*WHAT NEEDS TO BE DONE*
Lines with the string "epithelium" in the data below: report how many there are, and write nothing but the number.

:: PROVIDED ENTRIES

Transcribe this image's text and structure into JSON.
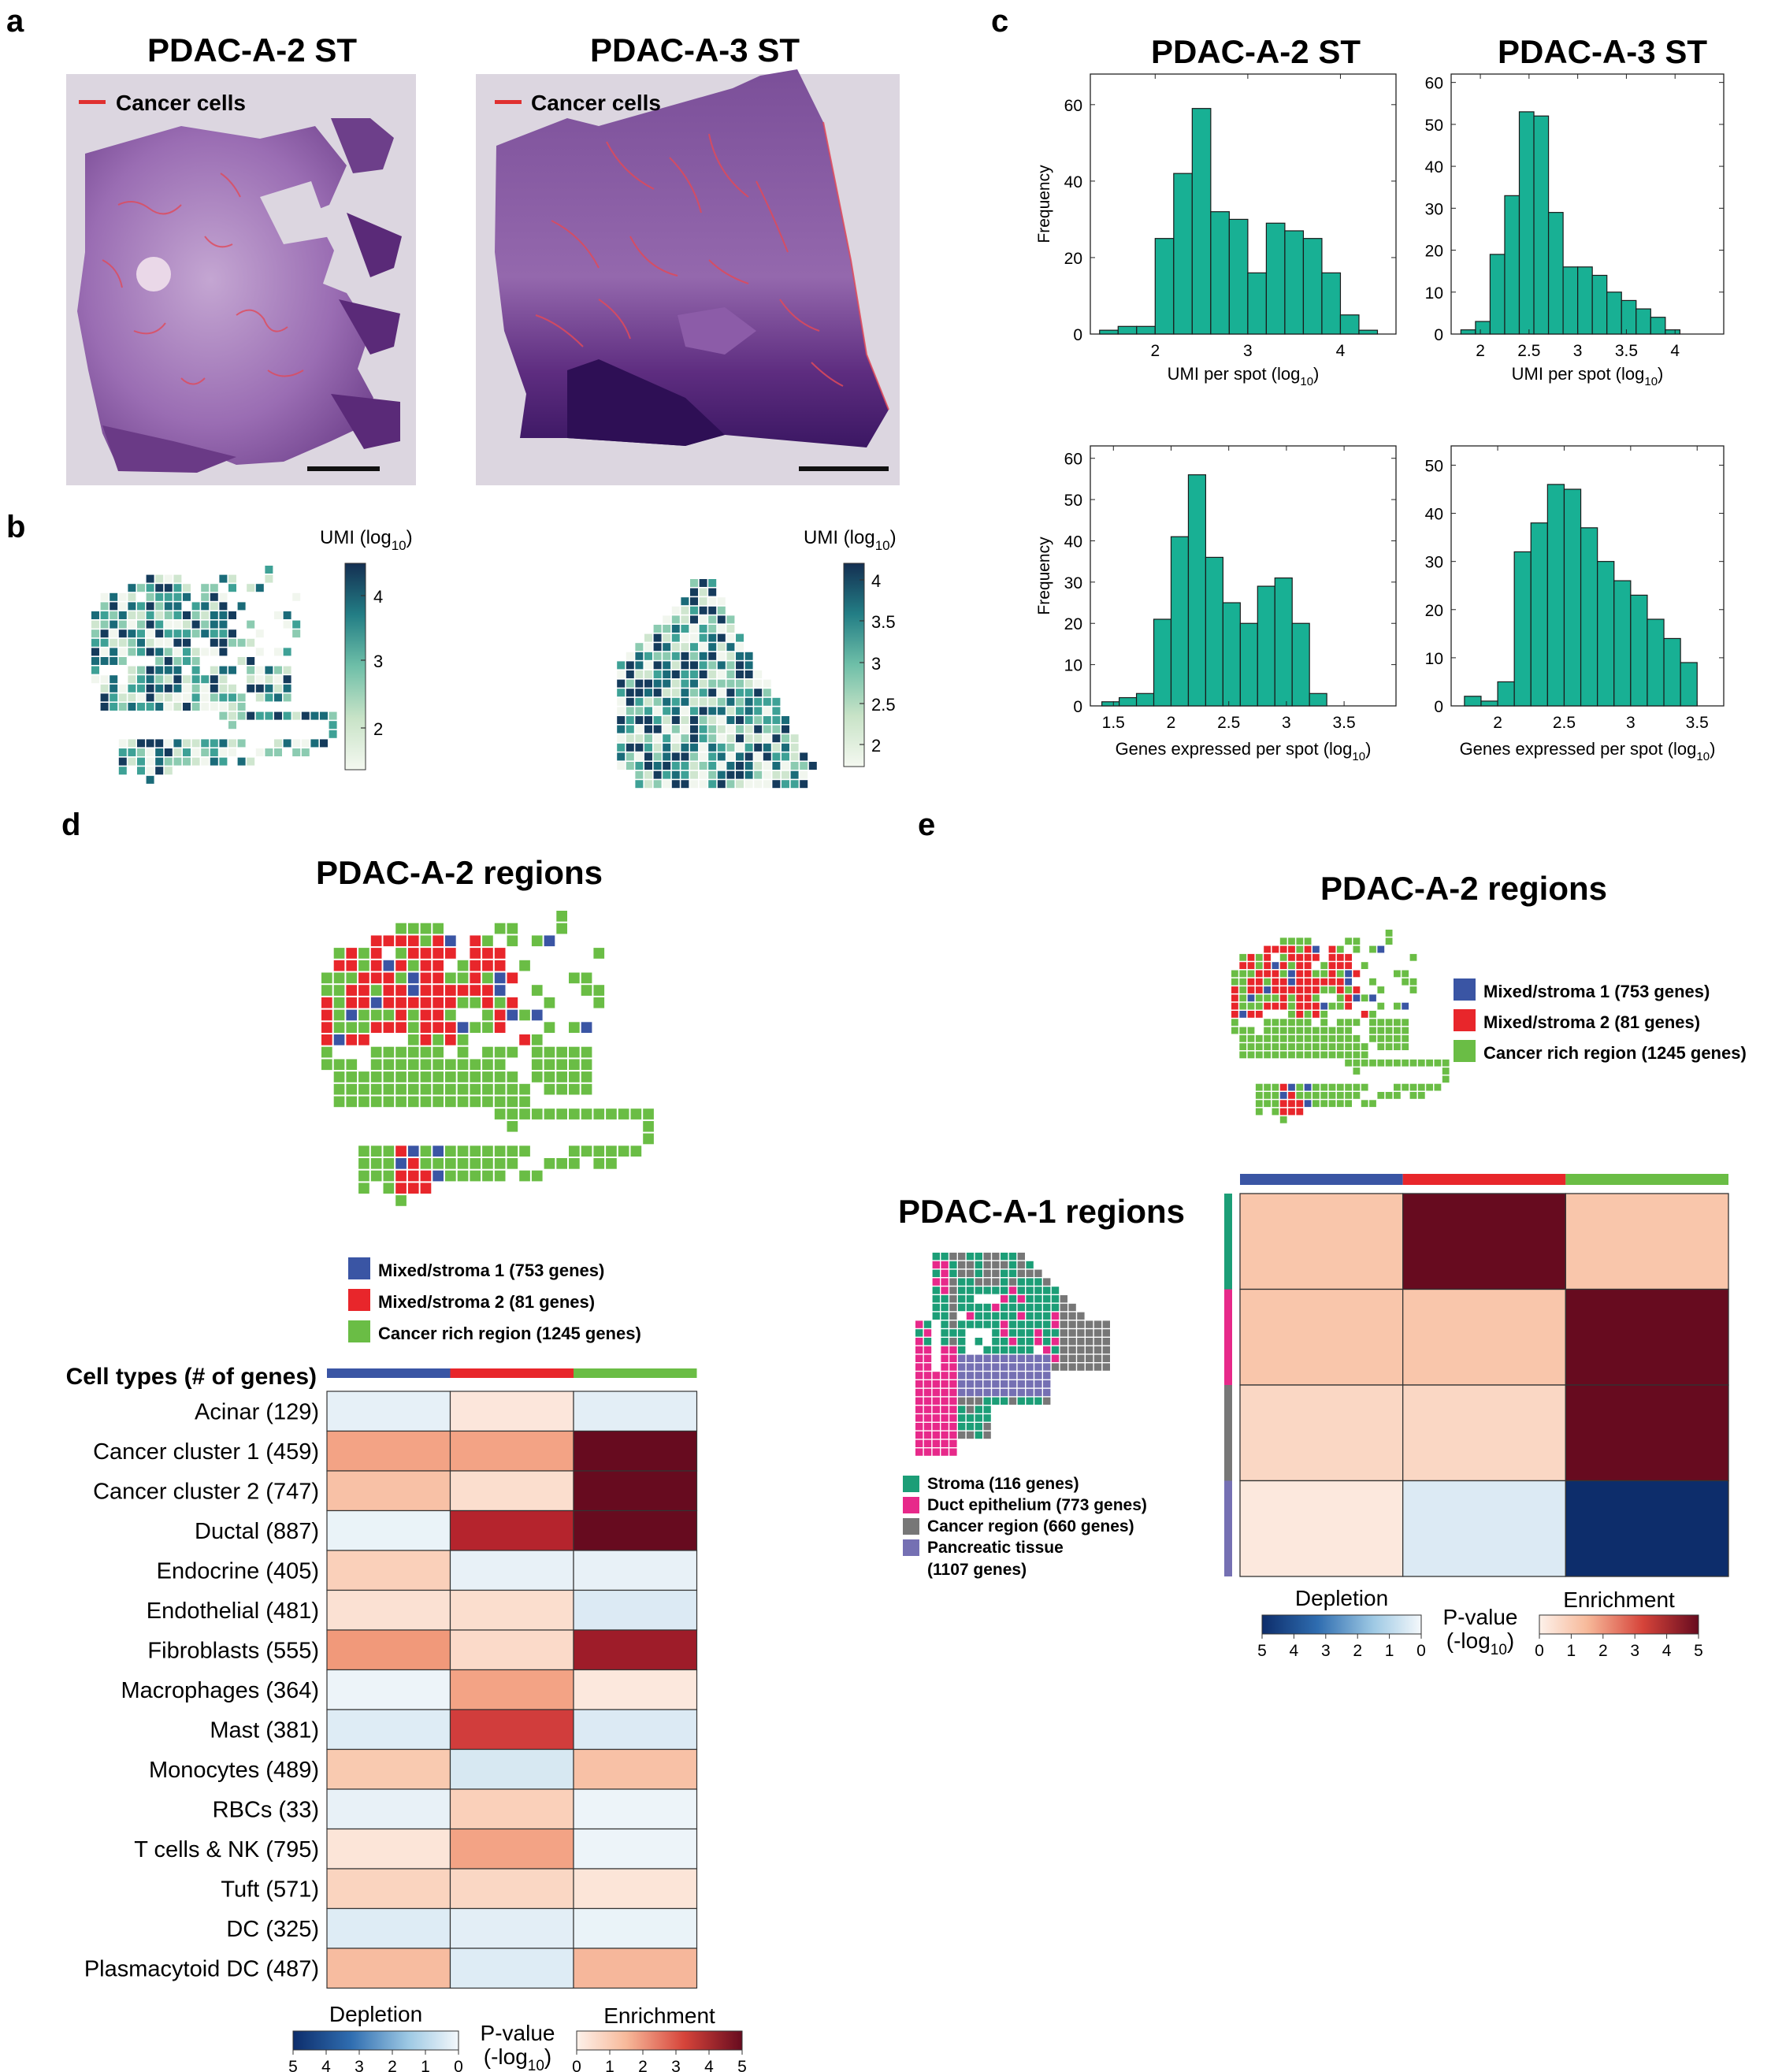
{
  "panel_letters": {
    "a": "a",
    "b": "b",
    "c": "c",
    "d": "d",
    "e": "e"
  },
  "panel_a": {
    "titles": [
      "PDAC-A-2 ST",
      "PDAC-A-3 ST"
    ],
    "legend_label": "Cancer cells",
    "legend_color": "#e03030",
    "tissue_colors": {
      "light": "#b58fc4",
      "dark": "#5a2a78",
      "bg": "#dcd6e0"
    }
  },
  "panel_b": {
    "colorbar_title": "UMI (log",
    "colorbar_sub": "10",
    "colorbar_close": ")",
    "left_ticks": [
      "4",
      "3",
      "2"
    ],
    "right_ticks": [
      "4",
      "3.5",
      "3",
      "2.5",
      "2"
    ],
    "colors": [
      "#f1f6ee",
      "#cfe6cf",
      "#8ccbb1",
      "#3ea196",
      "#1a6b79",
      "#153b5c"
    ]
  },
  "chart_data": [
    {
      "type": "bar",
      "title": "PDAC-A-2 ST",
      "xlabel": "UMI per spot (log10)",
      "ylabel": "Frequency",
      "x_ticks": [
        "2",
        "3",
        "4"
      ],
      "y_ticks": [
        "0",
        "20",
        "40",
        "60"
      ],
      "xlim": [
        1.3,
        4.6
      ],
      "ylim": [
        0,
        68
      ],
      "bin_edges": [
        1.4,
        1.6,
        1.8,
        2.0,
        2.2,
        2.4,
        2.6,
        2.8,
        3.0,
        3.2,
        3.4,
        3.6,
        3.8,
        4.0,
        4.2,
        4.4
      ],
      "values": [
        1,
        2,
        2,
        25,
        42,
        59,
        32,
        30,
        16,
        29,
        27,
        25,
        16,
        5,
        1
      ],
      "color": "#18b094"
    },
    {
      "type": "bar",
      "title": "PDAC-A-3 ST",
      "xlabel": "UMI per spot (log10)",
      "ylabel": "",
      "x_ticks": [
        "2",
        "2.5",
        "3",
        "3.5",
        "4"
      ],
      "y_ticks": [
        "0",
        "10",
        "20",
        "30",
        "40",
        "50",
        "60"
      ],
      "xlim": [
        1.7,
        4.5
      ],
      "ylim": [
        0,
        62
      ],
      "bin_edges": [
        1.8,
        1.95,
        2.1,
        2.25,
        2.4,
        2.55,
        2.7,
        2.85,
        3.0,
        3.15,
        3.3,
        3.45,
        3.6,
        3.75,
        3.9,
        4.05,
        4.2
      ],
      "values": [
        1,
        3,
        19,
        33,
        53,
        52,
        29,
        16,
        16,
        14,
        10,
        8,
        6,
        4,
        1,
        0
      ],
      "color": "#18b094"
    },
    {
      "type": "bar",
      "title": "",
      "xlabel": "Genes expressed per spot (log10)",
      "ylabel": "Frequency",
      "x_ticks": [
        "1.5",
        "2",
        "2.5",
        "3",
        "3.5"
      ],
      "y_ticks": [
        "0",
        "10",
        "20",
        "30",
        "40",
        "50",
        "60"
      ],
      "xlim": [
        1.3,
        3.95
      ],
      "ylim": [
        0,
        63
      ],
      "bin_edges": [
        1.4,
        1.55,
        1.7,
        1.85,
        2.0,
        2.15,
        2.3,
        2.45,
        2.6,
        2.75,
        2.9,
        3.05,
        3.2,
        3.35,
        3.5,
        3.65,
        3.8
      ],
      "values": [
        1,
        2,
        3,
        21,
        41,
        56,
        36,
        25,
        20,
        29,
        31,
        20,
        3,
        0,
        0,
        0
      ],
      "color": "#18b094"
    },
    {
      "type": "bar",
      "title": "",
      "xlabel": "Genes expressed per spot (log10)",
      "ylabel": "",
      "x_ticks": [
        "2",
        "2.5",
        "3",
        "3.5"
      ],
      "y_ticks": [
        "0",
        "10",
        "20",
        "30",
        "40",
        "50"
      ],
      "xlim": [
        1.65,
        3.7
      ],
      "ylim": [
        0,
        54
      ],
      "bin_edges": [
        1.75,
        1.875,
        2.0,
        2.125,
        2.25,
        2.375,
        2.5,
        2.625,
        2.75,
        2.875,
        3.0,
        3.125,
        3.25,
        3.375,
        3.5
      ],
      "values": [
        2,
        1,
        5,
        32,
        38,
        46,
        45,
        37,
        30,
        26,
        23,
        18,
        14,
        9,
        6
      ],
      "color": "#18b094"
    },
    {
      "type": "heatmap",
      "title": "",
      "ylabel": "Cell types (# of genes)",
      "rows": [
        "Acinar (129)",
        "Cancer cluster 1 (459)",
        "Cancer cluster 2 (747)",
        "Ductal (887)",
        "Endocrine (405)",
        "Endothelial (481)",
        "Fibroblasts (555)",
        "Macrophages (364)",
        "Mast (381)",
        "Monocytes (489)",
        "RBCs (33)",
        "T cells & NK (795)",
        "Tuft (571)",
        "DC (325)",
        "Plasmacytoid DC (487)"
      ],
      "columns": [
        "Mixed/stroma 1 (753 genes)",
        "Mixed/stroma 2 (81 genes)",
        "Cancer rich region (1245 genes)"
      ],
      "column_colors": [
        "#3a55a4",
        "#e8262b",
        "#6abd45"
      ],
      "values": [
        [
          -0.6,
          0.35,
          -0.7
        ],
        [
          2.0,
          2.0,
          5.0
        ],
        [
          1.4,
          0.6,
          5.0
        ],
        [
          -0.4,
          4.0,
          5.0
        ],
        [
          1.0,
          -0.5,
          -0.5
        ],
        [
          0.5,
          0.6,
          -1.0
        ],
        [
          2.2,
          0.7,
          4.3
        ],
        [
          -0.3,
          2.0,
          0.3
        ],
        [
          -0.9,
          3.5,
          -1.0
        ],
        [
          1.2,
          -1.2,
          1.4
        ],
        [
          -0.5,
          1.0,
          -0.3
        ],
        [
          0.4,
          2.0,
          -0.3
        ],
        [
          0.9,
          0.8,
          0.4
        ],
        [
          -0.9,
          -0.7,
          -0.4
        ],
        [
          1.5,
          -0.9,
          1.6
        ]
      ],
      "scale": {
        "depletion_label": "Depletion",
        "enrichment_label": "Enrichment",
        "pvalue_label": "P-value",
        "pvalue_sub": "(-log",
        "pvalue_sub2": "10",
        "pvalue_close": ")",
        "dep_ticks": [
          "5",
          "4",
          "3",
          "2",
          "1",
          "0"
        ],
        "enr_ticks": [
          "0",
          "1",
          "2",
          "3",
          "4",
          "5"
        ]
      }
    },
    {
      "type": "heatmap",
      "title": "",
      "rows": [
        "Stroma (116 genes)",
        "Duct epithelium (773 genes)",
        "Cancer region (660 genes)",
        "Pancreatic tissue (1107 genes)"
      ],
      "row_colors": [
        "#1c9e77",
        "#e7298a",
        "#777777",
        "#7570b3"
      ],
      "columns": [
        "Mixed/stroma 1 (753 genes)",
        "Mixed/stroma 2 (81 genes)",
        "Cancer rich region (1245 genes)"
      ],
      "column_colors": [
        "#3a55a4",
        "#e8262b",
        "#6abd45"
      ],
      "values": [
        [
          1.3,
          5.0,
          1.3
        ],
        [
          1.3,
          1.3,
          5.0
        ],
        [
          0.8,
          0.8,
          5.0
        ],
        [
          0.3,
          -1.0,
          -5.0
        ]
      ]
    }
  ],
  "panel_d": {
    "title": "PDAC-A-2 regions",
    "header": "Cell types (# of genes)",
    "legend": [
      {
        "label": "Mixed/stroma 1 (753 genes)",
        "color": "#3a55a4"
      },
      {
        "label": "Mixed/stroma 2 (81 genes)",
        "color": "#e8262b"
      },
      {
        "label": "Cancer rich region (1245 genes)",
        "color": "#6abd45"
      }
    ]
  },
  "panel_e": {
    "title_top": "PDAC-A-2 regions",
    "title_left": "PDAC-A-1 regions",
    "legend_top": [
      {
        "label": "Mixed/stroma 1 (753 genes)",
        "color": "#3a55a4"
      },
      {
        "label": "Mixed/stroma 2 (81 genes)",
        "color": "#e8262b"
      },
      {
        "label": "Cancer rich region (1245 genes)",
        "color": "#6abd45"
      }
    ],
    "legend_left": [
      {
        "label": "Stroma (116 genes)",
        "color": "#1c9e77"
      },
      {
        "label": "Duct epithelium (773 genes)",
        "color": "#e7298a"
      },
      {
        "label": "Cancer region (660 genes)",
        "color": "#777777"
      },
      {
        "label": "Pancreatic tissue",
        "label2": "(1107 genes)",
        "color": "#7570b3"
      }
    ]
  },
  "spot_grids": {
    "pdac_a2": [
      "...................#........",
      "......####....##...#........",
      "....#######.##.#.##.........",
      ".####.#####.###.......#.....",
      ".#########.####.#...........",
      "################....##......",
      "###############..#...##.....",
      "################..#...#.....",
      "###########..#####..........",
      "###############...#.##......",
      "####...#####....##..........",
      "#...######.#.###.#####......",
      "###.###########..#####......",
      ".###############.#####......",
      ".################.####......",
      ".################...........",
      "..............#############.",
      "...............#..........#.",
      "..........................#.",
      "...##############...######..",
      "...#############..###.##....",
      "...############.##..........",
      "...#.####...................",
      "......#....................."
    ]
  }
}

::::

*RESULT FOR THIS TASK*
2